BEGIN DATASET RECORDS

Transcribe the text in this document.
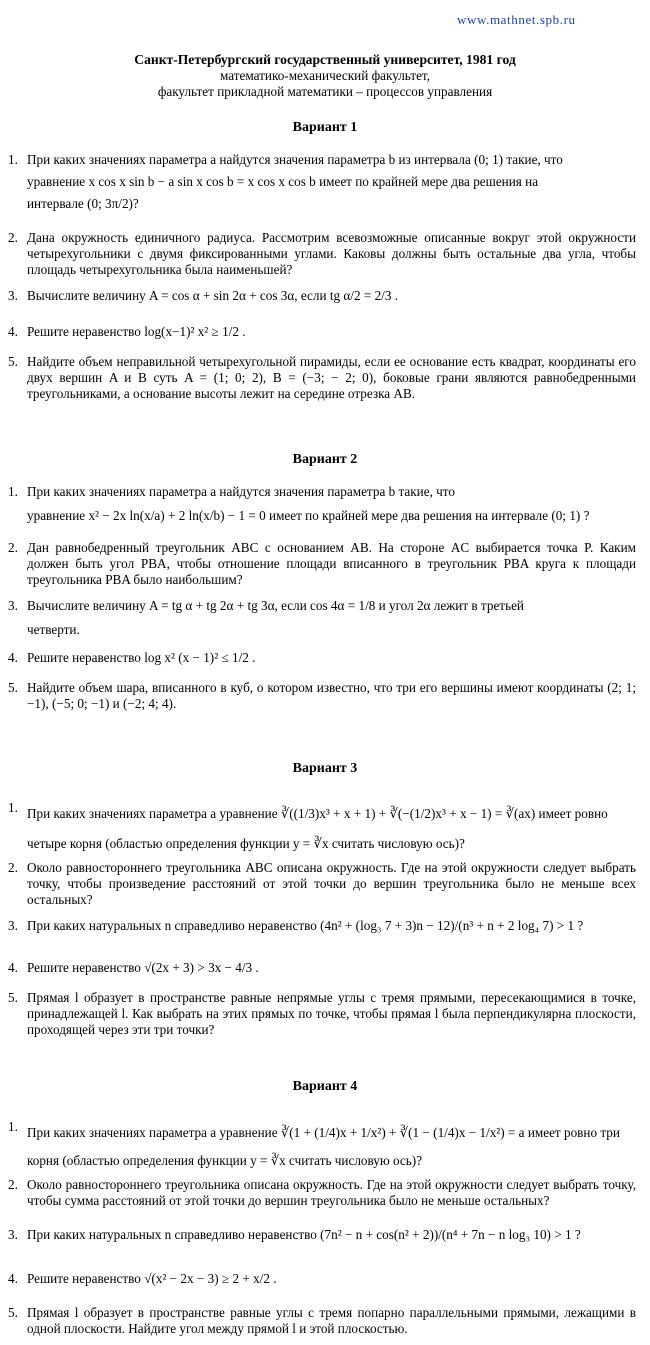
www.mathnet.spb.ru
Санкт-Петербургский государственный университет, 1981 год
математико-механический факультет,
факультет прикладной математики – процессов управления
Вариант 1
1. При каких значениях параметра a найдутся значения параметра b из интервала (0; 1) такие, что
уравнение x cos x sin b − a sin x cos b = x cos x cos b имеет по крайней мере два решения на
интервале (0; 3π/2)?
2. Дана окружность единичного радиуса. Рассмотрим всевозможные описанные вокруг этой окружности четырехугольники с двумя фиксированными углами. Каковы должны быть остальные два угла, чтобы площадь четырехугольника была наименьшей?
3. Вычислите величину A = cos α + sin 2α + cos 3α, если tg α/2 = 2/3 .
4. Решите неравенство log(x−1)² x² ≥ 1/2 .
5. Найдите объем неправильной четырехугольной пирамиды, если ее основание есть квадрат, координаты его двух вершин A и B суть A = (1; 0; 2), B = (−3; − 2; 0), боковые грани являются равнобедренными треугольниками, а основание высоты лежит на середине отрезка AB.
Вариант 2
1. При каких значениях параметра a найдутся значения параметра b такие, что
уравнение x² − 2x ln(x/a) + 2 ln(x/b) − 1 = 0 имеет по крайней мере два решения на интервале (0; 1) ?
2. Дан равнобедренный треугольник ABC с основанием AB. На стороне AC выбирается точка P. Каким должен быть угол PBA, чтобы отношение площади вписанного в треугольник PBA круга к площади треугольника PBA было наибольшим?
3. Вычислите величину A = tg α + tg 2α + tg 3α, если cos 4α = 1/8 и угол 2α лежит в третьей
четверти.
4. Решите неравенство log x² (x − 1)² ≤ 1/2 .
5. Найдите объем шара, вписанного в куб, о котором известно, что три его вершины имеют координаты (2; 1; −1), (−5; 0; −1) и (−2; 4; 4).
Вариант 3
1. При каких значениях параметра a уравнение ∛((1/3)x³ + x + 1) + ∛(−(1/2)x³ + x − 1) = ∛(ax) имеет ровно
четыре корня (областью определения функции y = ∛x считать числовую ось)?
2. Около равностороннего треугольника ABC описана окружность. Где на этой окружности следует выбрать точку, чтобы произведение расстояний от этой точки до вершин треугольника было не меньше всех остальных?
3. При каких натуральных n справедливо неравенство (4n² + (log₃ 7 + 3)n − 12)/(n³ + n + 2 log₄ 7) > 1 ?
4. Решите неравенство √(2x + 3) > 3x − 4/3 .
5. Прямая l образует в пространстве равные непрямые углы с тремя прямыми, пересекающимися в точке, принадлежащей l. Как выбрать на этих прямых по точке, чтобы прямая l была перпендикулярна плоскости, проходящей через эти три точки?
Вариант 4
1. При каких значениях параметра a уравнение ∛(1 + (1/4)x + 1/x²) + ∛(1 − (1/4)x − 1/x²) = a имеет ровно три
корня (областью определения функции y = ∛x считать числовую ось)?
2. Около равностороннего треугольника описана окружность. Где на этой окружности следует выбрать точку, чтобы сумма расстояний от этой точки до вершин треугольника было не меньше остальных?
3. При каких натуральных n справедливо неравенство (7n² − n + cos(n² + 2))/(n⁴ + 7n − n log₃ 10) > 1 ?
4. Решите неравенство √(x² − 2x − 3) ≥ 2 + x/2 .
5. Прямая l образует в пространстве равные углы с тремя попарно параллельными прямыми, лежащими в одной плоскости. Найдите угол между прямой l и этой плоскостью.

END DATASET RECORDS

* [WHAT IS EXPECTED] From the material above, copy everything exactly but the pictures.

* [TASK OUTPUT]
Transcribe the text in this document.
www.mathnet.spb.ru
Санкт-Петербургский государственный университет, 1981 год
математико-механический факультет,
факультет прикладной математики – процессов управления
Вариант 1
1. При каких значениях параметра a найдутся значения параметра b из интервала (0; 1) такие, что
уравнение x cos x sin b − a sin x cos b = x cos x cos b имеет по крайней мере два решения на
интервале (0; 3π/2)?
2. Дана окружность единичного радиуса. Рассмотрим всевозможные описанные вокруг этой окружности четырехугольники с двумя фиксированными углами. Каковы должны быть остальные два угла, чтобы площадь четырехугольника была наименьшей?
3. Вычислите величину A = cos α + sin 2α + cos 3α, если tg α/2 = 2/3 .
4. Решите неравенство log(x−1)² x² ≥ 1/2 .
5. Найдите объем неправильной четырехугольной пирамиды, если ее основание есть квадрат, координаты его двух вершин A и B суть A = (1; 0; 2), B = (−3; − 2; 0), боковые грани являются равнобедренными треугольниками, а основание высоты лежит на середине отрезка AB.
Вариант 2
1. При каких значениях параметра a найдутся значения параметра b такие, что
уравнение x² − 2x ln(x/a) + 2 ln(x/b) − 1 = 0 имеет по крайней мере два решения на интервале (0; 1) ?
2. Дан равнобедренный треугольник ABC с основанием AB. На стороне AC выбирается точка P. Каким должен быть угол PBA, чтобы отношение площади вписанного в треугольник PBA круга к площади треугольника PBA было наибольшим?
3. Вычислите величину A = tg α + tg 2α + tg 3α, если cos 4α = 1/8 и угол 2α лежит в третьей
четверти.
4. Решите неравенство log x² (x − 1)² ≤ 1/2 .
5. Найдите объем шара, вписанного в куб, о котором известно, что три его вершины имеют координаты (2; 1; −1), (−5; 0; −1) и (−2; 4; 4).
Вариант 3
1. При каких значениях параметра a уравнение ∛((1/3)x³ + x + 1) + ∛(−(1/2)x³ + x − 1) = ∛(ax) имеет ровно
четыре корня (областью определения функции y = ∛x считать числовую ось)?
2. Около равностороннего треугольника ABC описана окружность. Где на этой окружности следует выбрать точку, чтобы произведение расстояний от этой точки до вершин треугольника было не меньше всех остальных?
3. При каких натуральных n справедливо неравенство (4n² + (log₃ 7 + 3)n − 12)/(n³ + n + 2 log₄ 7) > 1 ?
4. Решите неравенство √(2x + 3) > 3x − 4/3 .
5. Прямая l образует в пространстве равные непрямые углы с тремя прямыми, пересекающимися в точке, принадлежащей l. Как выбрать на этих прямых по точке, чтобы прямая l была перпендикулярна плоскости, проходящей через эти три точки?
Вариант 4
1. При каких значениях параметра a уравнение ∛(1 + (1/4)x + 1/x²) + ∛(1 − (1/4)x − 1/x²) = a имеет ровно три
корня (областью определения функции y = ∛x считать числовую ось)?
2. Около равностороннего треугольника описана окружность. Где на этой окружности следует выбрать точку, чтобы сумма расстояний от этой точки до вершин треугольника было не меньше остальных?
3. При каких натуральных n справедливо неравенство (7n² − n + cos(n² + 2))/(n⁴ + 7n − n log₃ 10) > 1 ?
4. Решите неравенство √(x² − 2x − 3) ≥ 2 + x/2 .
5. Прямая l образует в пространстве равные углы с тремя попарно параллельными прямыми, лежащими в одной плоскости. Найдите угол между прямой l и этой плоскостью.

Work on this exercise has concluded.